[Dataset listings of figures]
____
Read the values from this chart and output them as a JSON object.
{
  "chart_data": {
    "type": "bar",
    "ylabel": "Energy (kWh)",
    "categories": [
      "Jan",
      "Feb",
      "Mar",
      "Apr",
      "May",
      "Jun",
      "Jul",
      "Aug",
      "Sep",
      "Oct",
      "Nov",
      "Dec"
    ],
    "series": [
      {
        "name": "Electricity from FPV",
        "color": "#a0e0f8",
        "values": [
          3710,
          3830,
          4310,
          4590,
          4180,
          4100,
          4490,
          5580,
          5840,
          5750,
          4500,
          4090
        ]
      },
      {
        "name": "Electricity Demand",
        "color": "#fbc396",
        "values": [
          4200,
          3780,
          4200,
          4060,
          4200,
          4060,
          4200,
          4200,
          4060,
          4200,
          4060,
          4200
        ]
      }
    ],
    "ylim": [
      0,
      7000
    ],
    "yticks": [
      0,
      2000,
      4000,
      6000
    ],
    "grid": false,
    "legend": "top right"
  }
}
____
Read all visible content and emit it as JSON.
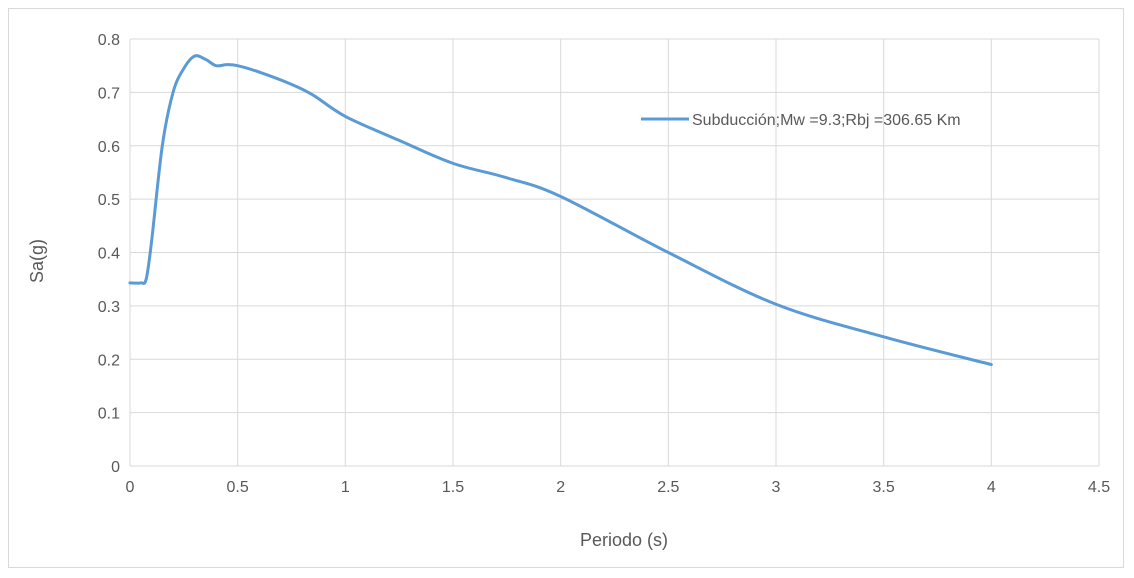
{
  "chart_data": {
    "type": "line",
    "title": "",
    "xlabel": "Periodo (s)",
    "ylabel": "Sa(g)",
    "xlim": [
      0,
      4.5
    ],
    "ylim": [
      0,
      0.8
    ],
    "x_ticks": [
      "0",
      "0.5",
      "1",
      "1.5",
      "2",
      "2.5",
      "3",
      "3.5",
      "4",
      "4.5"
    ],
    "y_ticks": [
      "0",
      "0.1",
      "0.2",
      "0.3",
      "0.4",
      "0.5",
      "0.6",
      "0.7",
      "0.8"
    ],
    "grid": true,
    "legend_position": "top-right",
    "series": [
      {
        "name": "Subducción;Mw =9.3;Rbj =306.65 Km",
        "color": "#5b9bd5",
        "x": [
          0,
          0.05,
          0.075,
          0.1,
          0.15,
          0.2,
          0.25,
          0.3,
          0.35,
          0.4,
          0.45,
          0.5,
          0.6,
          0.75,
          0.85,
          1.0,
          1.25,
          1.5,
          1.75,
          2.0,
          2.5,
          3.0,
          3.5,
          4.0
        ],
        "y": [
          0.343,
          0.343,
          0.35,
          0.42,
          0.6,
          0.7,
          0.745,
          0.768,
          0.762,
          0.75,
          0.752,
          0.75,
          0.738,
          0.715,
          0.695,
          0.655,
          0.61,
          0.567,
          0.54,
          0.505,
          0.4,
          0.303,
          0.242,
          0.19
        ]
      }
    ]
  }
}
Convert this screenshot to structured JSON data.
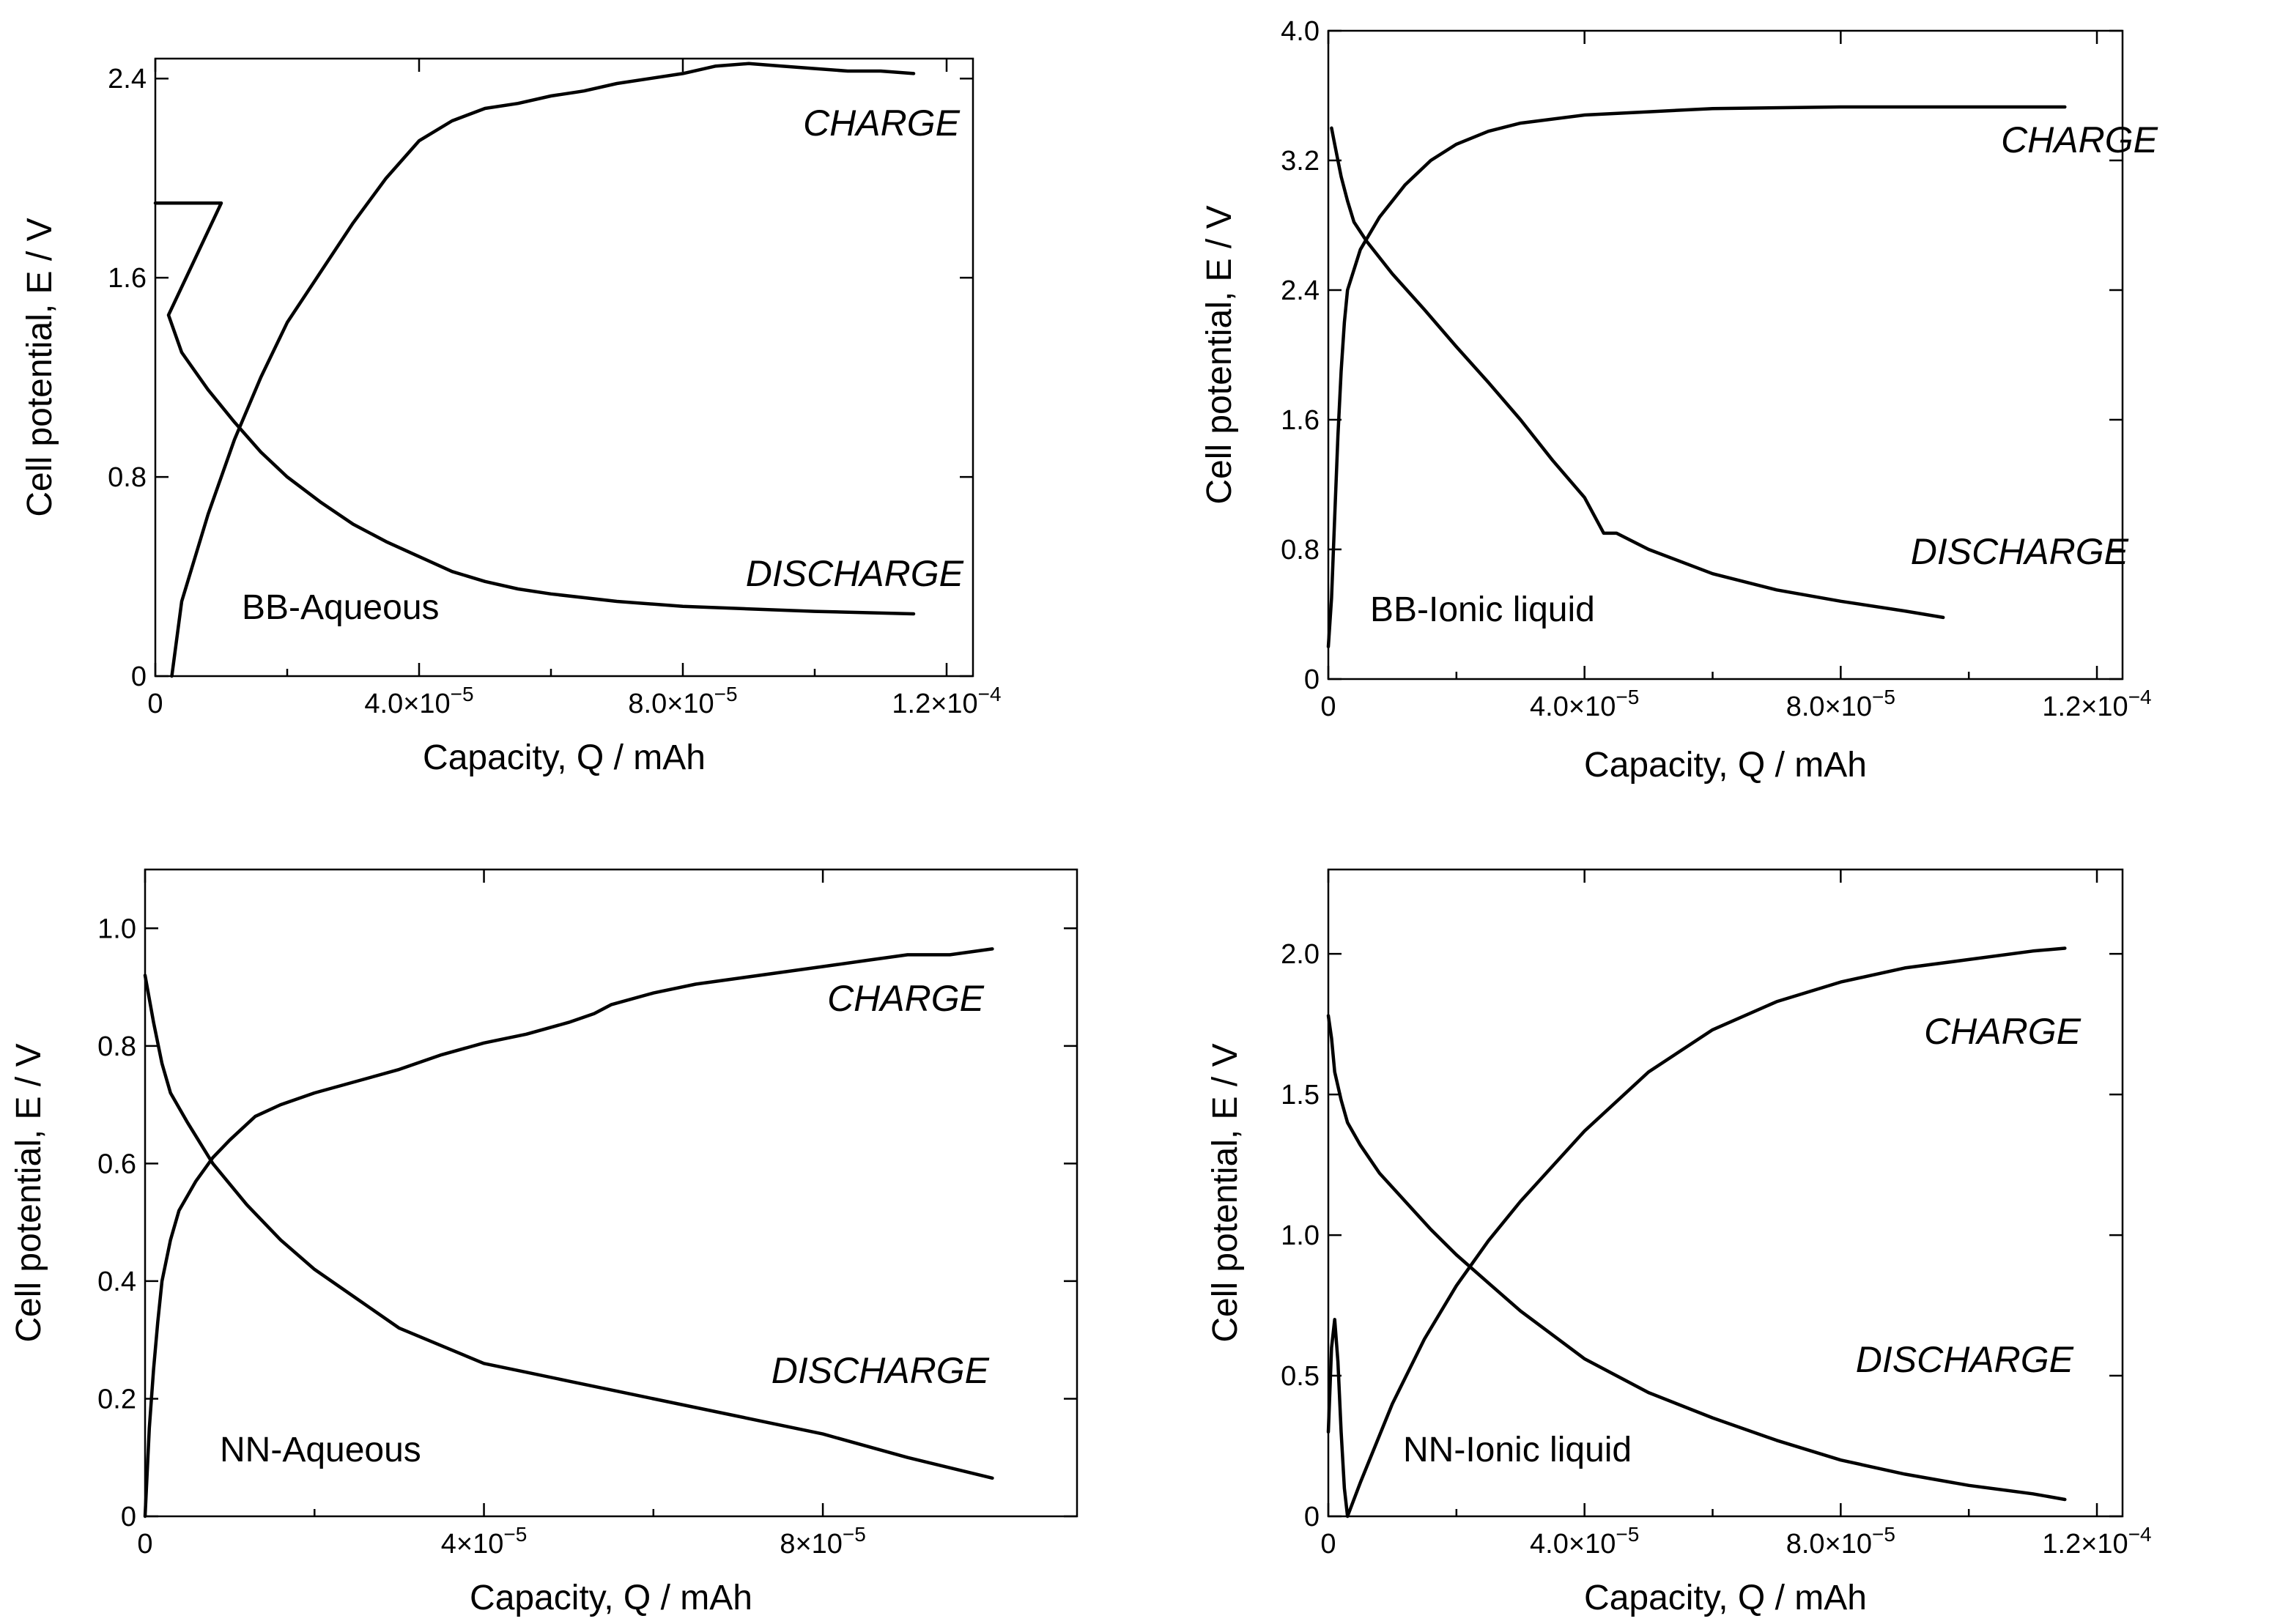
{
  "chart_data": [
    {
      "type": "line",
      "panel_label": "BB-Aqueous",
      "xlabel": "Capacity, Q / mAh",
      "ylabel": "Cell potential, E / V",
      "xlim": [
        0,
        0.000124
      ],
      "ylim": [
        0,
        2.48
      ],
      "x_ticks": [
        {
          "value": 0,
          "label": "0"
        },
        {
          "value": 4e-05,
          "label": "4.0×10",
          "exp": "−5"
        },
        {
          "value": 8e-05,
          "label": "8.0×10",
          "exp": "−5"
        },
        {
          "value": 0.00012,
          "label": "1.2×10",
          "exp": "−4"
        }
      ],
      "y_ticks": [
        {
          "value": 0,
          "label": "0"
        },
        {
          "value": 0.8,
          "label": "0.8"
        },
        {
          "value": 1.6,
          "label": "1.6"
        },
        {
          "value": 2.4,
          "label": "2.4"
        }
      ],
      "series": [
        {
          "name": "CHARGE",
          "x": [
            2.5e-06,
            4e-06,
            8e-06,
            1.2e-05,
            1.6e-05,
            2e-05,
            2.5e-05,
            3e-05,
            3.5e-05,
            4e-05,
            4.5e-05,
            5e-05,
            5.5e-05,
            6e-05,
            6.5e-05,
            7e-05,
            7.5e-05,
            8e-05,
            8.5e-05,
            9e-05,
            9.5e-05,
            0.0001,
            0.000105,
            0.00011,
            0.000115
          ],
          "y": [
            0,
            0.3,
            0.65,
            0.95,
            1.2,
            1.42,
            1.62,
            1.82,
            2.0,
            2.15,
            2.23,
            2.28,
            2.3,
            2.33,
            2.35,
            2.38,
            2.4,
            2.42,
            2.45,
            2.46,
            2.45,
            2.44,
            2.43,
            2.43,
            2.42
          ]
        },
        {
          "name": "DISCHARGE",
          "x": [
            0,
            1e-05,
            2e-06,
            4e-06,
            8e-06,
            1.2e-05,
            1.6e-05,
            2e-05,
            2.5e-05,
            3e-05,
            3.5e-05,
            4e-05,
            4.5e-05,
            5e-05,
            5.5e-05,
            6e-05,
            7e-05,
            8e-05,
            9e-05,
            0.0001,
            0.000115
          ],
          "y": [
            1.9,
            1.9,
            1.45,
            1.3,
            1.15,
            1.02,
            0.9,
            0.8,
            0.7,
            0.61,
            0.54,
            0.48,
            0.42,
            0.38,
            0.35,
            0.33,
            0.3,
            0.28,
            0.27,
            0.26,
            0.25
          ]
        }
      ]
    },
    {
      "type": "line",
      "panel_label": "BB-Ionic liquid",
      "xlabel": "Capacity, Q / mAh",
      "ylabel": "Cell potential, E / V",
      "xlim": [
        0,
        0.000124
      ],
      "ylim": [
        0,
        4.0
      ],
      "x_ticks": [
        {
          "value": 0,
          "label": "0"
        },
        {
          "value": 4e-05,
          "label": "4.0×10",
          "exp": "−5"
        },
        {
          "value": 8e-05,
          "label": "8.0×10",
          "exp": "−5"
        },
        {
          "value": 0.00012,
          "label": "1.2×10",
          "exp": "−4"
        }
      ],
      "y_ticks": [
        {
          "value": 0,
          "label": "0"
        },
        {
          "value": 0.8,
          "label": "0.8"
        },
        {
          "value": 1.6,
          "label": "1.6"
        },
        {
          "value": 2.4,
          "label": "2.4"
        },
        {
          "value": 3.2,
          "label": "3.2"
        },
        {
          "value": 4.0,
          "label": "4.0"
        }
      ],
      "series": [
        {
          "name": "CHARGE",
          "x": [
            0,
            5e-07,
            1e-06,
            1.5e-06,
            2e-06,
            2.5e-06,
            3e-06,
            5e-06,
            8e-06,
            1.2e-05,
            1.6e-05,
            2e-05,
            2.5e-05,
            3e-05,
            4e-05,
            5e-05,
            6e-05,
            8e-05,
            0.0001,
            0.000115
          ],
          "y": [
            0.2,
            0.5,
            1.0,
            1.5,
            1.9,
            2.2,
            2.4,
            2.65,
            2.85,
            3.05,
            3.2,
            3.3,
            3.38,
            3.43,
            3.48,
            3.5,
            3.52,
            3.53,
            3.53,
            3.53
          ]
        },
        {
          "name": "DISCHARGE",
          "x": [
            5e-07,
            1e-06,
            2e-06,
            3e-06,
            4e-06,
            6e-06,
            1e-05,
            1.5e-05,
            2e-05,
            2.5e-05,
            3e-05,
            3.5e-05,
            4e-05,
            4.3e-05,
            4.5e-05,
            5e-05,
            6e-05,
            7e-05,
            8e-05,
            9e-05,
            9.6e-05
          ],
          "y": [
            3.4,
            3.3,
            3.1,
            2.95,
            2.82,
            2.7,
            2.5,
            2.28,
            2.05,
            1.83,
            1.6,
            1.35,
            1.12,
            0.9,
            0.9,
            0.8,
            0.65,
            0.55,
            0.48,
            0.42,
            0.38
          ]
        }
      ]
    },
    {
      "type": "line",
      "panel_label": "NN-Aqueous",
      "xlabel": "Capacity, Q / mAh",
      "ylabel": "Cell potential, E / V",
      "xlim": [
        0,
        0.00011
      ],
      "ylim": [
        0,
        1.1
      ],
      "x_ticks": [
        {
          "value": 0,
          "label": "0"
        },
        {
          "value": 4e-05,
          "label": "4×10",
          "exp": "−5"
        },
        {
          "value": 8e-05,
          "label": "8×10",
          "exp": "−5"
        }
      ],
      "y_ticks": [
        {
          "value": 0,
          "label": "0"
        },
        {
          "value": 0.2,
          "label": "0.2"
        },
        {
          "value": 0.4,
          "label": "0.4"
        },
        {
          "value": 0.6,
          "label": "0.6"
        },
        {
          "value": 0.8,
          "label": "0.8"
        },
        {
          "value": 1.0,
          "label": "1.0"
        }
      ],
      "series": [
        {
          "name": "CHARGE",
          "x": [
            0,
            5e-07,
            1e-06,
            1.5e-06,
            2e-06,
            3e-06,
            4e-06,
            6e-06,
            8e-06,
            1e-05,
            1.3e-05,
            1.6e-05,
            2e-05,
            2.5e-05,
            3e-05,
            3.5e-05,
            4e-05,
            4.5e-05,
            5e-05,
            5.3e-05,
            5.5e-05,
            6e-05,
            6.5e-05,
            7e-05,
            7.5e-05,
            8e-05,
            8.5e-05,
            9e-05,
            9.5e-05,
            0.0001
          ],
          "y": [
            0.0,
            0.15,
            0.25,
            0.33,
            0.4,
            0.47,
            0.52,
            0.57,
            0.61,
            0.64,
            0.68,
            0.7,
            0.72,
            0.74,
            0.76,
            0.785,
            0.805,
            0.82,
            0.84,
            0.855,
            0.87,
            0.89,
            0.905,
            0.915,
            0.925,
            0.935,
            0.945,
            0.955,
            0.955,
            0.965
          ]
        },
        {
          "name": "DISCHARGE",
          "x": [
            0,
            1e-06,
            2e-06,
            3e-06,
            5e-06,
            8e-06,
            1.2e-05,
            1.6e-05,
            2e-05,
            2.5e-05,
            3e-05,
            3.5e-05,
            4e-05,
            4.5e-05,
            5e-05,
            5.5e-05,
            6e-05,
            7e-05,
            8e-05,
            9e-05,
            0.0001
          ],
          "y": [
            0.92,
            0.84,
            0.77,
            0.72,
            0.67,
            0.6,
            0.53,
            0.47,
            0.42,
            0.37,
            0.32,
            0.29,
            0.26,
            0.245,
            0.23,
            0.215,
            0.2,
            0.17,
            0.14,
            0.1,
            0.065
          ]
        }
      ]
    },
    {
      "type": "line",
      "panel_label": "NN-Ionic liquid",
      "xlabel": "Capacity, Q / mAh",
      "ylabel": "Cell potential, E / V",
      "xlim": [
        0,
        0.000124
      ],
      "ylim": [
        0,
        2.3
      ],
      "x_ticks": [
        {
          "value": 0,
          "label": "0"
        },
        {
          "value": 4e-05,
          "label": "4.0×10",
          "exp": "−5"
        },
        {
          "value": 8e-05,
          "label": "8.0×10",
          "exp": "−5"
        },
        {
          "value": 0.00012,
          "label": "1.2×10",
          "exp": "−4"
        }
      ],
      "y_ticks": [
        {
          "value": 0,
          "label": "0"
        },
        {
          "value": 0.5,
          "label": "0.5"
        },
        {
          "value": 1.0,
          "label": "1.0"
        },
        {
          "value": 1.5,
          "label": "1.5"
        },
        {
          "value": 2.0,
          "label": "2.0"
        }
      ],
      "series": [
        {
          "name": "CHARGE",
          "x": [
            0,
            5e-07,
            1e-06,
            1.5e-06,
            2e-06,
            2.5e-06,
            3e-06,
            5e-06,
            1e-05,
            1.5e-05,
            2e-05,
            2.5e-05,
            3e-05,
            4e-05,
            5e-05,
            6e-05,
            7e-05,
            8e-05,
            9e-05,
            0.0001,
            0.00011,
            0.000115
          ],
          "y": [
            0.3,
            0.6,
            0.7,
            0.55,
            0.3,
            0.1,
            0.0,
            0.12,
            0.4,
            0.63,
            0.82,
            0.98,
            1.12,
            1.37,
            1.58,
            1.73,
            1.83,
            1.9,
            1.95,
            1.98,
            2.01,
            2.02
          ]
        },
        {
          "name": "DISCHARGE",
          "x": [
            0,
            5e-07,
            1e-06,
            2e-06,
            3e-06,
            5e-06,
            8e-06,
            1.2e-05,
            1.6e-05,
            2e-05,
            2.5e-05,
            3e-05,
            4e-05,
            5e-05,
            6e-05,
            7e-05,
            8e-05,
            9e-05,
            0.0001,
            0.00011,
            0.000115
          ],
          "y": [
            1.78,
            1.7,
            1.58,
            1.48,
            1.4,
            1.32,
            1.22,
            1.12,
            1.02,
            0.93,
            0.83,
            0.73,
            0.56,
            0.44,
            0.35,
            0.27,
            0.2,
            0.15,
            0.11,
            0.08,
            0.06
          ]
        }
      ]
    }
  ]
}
____
● **Task requirements**
Look through the material and copy each line that has "Ionic".

● **Completed exercise**
      "panel_label": "BB-Ionic liquid",
      "panel_label": "NN-Ionic liquid",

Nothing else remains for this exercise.